##### PROVIDED RECORDS
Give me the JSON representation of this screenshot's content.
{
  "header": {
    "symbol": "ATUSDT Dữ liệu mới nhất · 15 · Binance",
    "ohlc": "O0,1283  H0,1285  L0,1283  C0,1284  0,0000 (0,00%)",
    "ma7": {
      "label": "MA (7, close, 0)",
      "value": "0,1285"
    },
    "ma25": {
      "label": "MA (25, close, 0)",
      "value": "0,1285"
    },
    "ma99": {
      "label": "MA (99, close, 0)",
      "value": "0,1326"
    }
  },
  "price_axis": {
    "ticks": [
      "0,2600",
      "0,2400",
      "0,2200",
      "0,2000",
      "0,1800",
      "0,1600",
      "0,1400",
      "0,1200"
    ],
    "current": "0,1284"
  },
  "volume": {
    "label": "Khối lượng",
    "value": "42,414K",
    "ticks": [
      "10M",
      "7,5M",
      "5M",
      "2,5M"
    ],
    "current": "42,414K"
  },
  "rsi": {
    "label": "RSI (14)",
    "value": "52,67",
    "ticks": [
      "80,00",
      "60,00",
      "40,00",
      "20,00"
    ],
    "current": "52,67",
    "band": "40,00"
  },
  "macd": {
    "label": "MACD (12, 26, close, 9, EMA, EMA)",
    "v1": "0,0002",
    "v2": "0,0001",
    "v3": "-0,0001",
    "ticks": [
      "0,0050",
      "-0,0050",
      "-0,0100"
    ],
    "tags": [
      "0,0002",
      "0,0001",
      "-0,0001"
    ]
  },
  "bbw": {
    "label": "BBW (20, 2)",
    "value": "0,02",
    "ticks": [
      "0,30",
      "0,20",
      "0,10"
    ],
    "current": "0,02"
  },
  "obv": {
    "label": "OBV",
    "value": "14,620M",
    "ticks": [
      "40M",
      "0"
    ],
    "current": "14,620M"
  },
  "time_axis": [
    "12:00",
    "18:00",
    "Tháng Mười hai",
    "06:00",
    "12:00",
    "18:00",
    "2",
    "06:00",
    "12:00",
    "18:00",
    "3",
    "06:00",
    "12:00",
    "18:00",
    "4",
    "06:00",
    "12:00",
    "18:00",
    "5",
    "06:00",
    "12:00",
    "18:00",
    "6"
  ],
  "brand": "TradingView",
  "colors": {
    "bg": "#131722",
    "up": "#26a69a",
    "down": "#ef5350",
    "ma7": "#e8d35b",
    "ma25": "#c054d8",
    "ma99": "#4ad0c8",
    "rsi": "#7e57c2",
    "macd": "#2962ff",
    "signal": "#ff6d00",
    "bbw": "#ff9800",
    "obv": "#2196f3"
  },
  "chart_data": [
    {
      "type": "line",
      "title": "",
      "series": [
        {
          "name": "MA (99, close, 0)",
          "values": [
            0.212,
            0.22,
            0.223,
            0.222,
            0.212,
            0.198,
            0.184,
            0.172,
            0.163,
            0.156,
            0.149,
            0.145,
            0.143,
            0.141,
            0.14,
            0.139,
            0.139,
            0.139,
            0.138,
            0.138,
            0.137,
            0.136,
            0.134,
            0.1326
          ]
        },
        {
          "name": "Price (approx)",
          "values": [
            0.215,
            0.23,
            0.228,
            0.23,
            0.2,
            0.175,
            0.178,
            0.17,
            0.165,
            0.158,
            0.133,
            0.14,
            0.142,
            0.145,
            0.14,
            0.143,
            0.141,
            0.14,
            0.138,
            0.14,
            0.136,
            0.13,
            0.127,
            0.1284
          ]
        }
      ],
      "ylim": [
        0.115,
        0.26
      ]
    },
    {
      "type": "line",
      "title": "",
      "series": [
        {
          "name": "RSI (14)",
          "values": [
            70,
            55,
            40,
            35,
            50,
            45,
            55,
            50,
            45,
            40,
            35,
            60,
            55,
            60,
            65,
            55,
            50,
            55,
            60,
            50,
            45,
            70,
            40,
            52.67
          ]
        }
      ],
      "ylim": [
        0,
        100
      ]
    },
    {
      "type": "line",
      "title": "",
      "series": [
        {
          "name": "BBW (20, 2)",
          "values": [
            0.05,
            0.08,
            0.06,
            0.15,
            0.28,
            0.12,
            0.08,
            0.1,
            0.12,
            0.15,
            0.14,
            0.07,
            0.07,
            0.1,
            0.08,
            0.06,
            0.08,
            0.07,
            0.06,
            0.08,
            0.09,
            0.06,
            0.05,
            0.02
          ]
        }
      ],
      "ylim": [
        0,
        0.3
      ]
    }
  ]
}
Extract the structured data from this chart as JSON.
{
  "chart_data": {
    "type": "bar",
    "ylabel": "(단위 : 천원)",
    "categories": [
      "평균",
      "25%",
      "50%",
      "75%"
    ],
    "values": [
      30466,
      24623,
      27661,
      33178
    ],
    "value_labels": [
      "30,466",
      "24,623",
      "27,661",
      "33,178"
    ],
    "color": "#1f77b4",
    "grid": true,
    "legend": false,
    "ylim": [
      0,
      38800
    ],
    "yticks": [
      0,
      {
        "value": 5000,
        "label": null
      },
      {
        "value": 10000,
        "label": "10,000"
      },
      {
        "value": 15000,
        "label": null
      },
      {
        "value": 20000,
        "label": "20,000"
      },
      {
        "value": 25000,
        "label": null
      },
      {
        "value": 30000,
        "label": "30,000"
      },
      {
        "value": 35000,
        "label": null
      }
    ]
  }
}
##########
YOUR GOAL = Without leaving anything out, quote all the data.

RESPONSE FOR THIS EXERCISE =
Give me the JSON representation of this screenshot's content.
{
  "header": {
    "symbol": "ATUSDT Dữ liệu mới nhất · 15 · Binance",
    "ohlc": "O0,1283  H0,1285  L0,1283  C0,1284  0,0000 (0,00%)",
    "ma7": {
      "label": "MA (7, close, 0)",
      "value": "0,1285"
    },
    "ma25": {
      "label": "MA (25, close, 0)",
      "value": "0,1285"
    },
    "ma99": {
      "label": "MA (99, close, 0)",
      "value": "0,1326"
    }
  },
  "price_axis": {
    "ticks": [
      "0,2600",
      "0,2400",
      "0,2200",
      "0,2000",
      "0,1800",
      "0,1600",
      "0,1400",
      "0,1200"
    ],
    "current": "0,1284"
  },
  "volume": {
    "label": "Khối lượng",
    "value": "42,414K",
    "ticks": [
      "10M",
      "7,5M",
      "5M",
      "2,5M"
    ],
    "current": "42,414K"
  },
  "rsi": {
    "label": "RSI (14)",
    "value": "52,67",
    "ticks": [
      "80,00",
      "60,00",
      "40,00",
      "20,00"
    ],
    "current": "52,67",
    "band": "40,00"
  },
  "macd": {
    "label": "MACD (12, 26, close, 9, EMA, EMA)",
    "v1": "0,0002",
    "v2": "0,0001",
    "v3": "-0,0001",
    "ticks": [
      "0,0050",
      "-0,0050",
      "-0,0100"
    ],
    "tags": [
      "0,0002",
      "0,0001",
      "-0,0001"
    ]
  },
  "bbw": {
    "label": "BBW (20, 2)",
    "value": "0,02",
    "ticks": [
      "0,30",
      "0,20",
      "0,10"
    ],
    "current": "0,02"
  },
  "obv": {
    "label": "OBV",
    "value": "14,620M",
    "ticks": [
      "40M",
      "0"
    ],
    "current": "14,620M"
  },
  "time_axis": [
    "12:00",
    "18:00",
    "Tháng Mười hai",
    "06:00",
    "12:00",
    "18:00",
    "2",
    "06:00",
    "12:00",
    "18:00",
    "3",
    "06:00",
    "12:00",
    "18:00",
    "4",
    "06:00",
    "12:00",
    "18:00",
    "5",
    "06:00",
    "12:00",
    "18:00",
    "6"
  ],
  "brand": "TradingView",
  "colors": {
    "bg": "#131722",
    "up": "#26a69a",
    "down": "#ef5350",
    "ma7": "#e8d35b",
    "ma25": "#c054d8",
    "ma99": "#4ad0c8",
    "rsi": "#7e57c2",
    "macd": "#2962ff",
    "signal": "#ff6d00",
    "bbw": "#ff9800",
    "obv": "#2196f3"
  },
  "chart_data": [
    {
      "type": "line",
      "title": "",
      "series": [
        {
          "name": "MA (99, close, 0)",
          "values": [
            0.212,
            0.22,
            0.223,
            0.222,
            0.212,
            0.198,
            0.184,
            0.172,
            0.163,
            0.156,
            0.149,
            0.145,
            0.143,
            0.141,
            0.14,
            0.139,
            0.139,
            0.139,
            0.138,
            0.138,
            0.137,
            0.136,
            0.134,
            0.1326
          ]
        },
        {
          "name": "Price (approx)",
          "values": [
            0.215,
            0.23,
            0.228,
            0.23,
            0.2,
            0.175,
            0.178,
            0.17,
            0.165,
            0.158,
            0.133,
            0.14,
            0.142,
            0.145,
            0.14,
            0.143,
            0.141,
            0.14,
            0.138,
            0.14,
            0.136,
            0.13,
            0.127,
            0.1284
          ]
        }
      ],
      "ylim": [
        0.115,
        0.26
      ]
    },
    {
      "type": "line",
      "title": "",
      "series": [
        {
          "name": "RSI (14)",
          "values": [
            70,
            55,
            40,
            35,
            50,
            45,
            55,
            50,
            45,
            40,
            35,
            60,
            55,
            60,
            65,
            55,
            50,
            55,
            60,
            50,
            45,
            70,
            40,
            52.67
          ]
        }
      ],
      "ylim": [
        0,
        100
      ]
    },
    {
      "type": "line",
      "title": "",
      "series": [
        {
          "name": "BBW (20, 2)",
          "values": [
            0.05,
            0.08,
            0.06,
            0.15,
            0.28,
            0.12,
            0.08,
            0.1,
            0.12,
            0.15,
            0.14,
            0.07,
            0.07,
            0.1,
            0.08,
            0.06,
            0.08,
            0.07,
            0.06,
            0.08,
            0.09,
            0.06,
            0.05,
            0.02
          ]
        }
      ],
      "ylim": [
        0,
        0.3
      ]
    }
  ]
}
Extract the structured data from this chart as JSON.
{
  "chart_data": {
    "type": "bar",
    "ylabel": "(단위 : 천원)",
    "categories": [
      "평균",
      "25%",
      "50%",
      "75%"
    ],
    "values": [
      30466,
      24623,
      27661,
      33178
    ],
    "value_labels": [
      "30,466",
      "24,623",
      "27,661",
      "33,178"
    ],
    "color": "#1f77b4",
    "grid": true,
    "legend": false,
    "ylim": [
      0,
      38800
    ],
    "yticks": [
      0,
      {
        "value": 5000,
        "label": null
      },
      {
        "value": 10000,
        "label": "10,000"
      },
      {
        "value": 15000,
        "label": null
      },
      {
        "value": 20000,
        "label": "20,000"
      },
      {
        "value": 25000,
        "label": null
      },
      {
        "value": 30000,
        "label": "30,000"
      },
      {
        "value": 35000,
        "label": null
      }
    ]
  }
}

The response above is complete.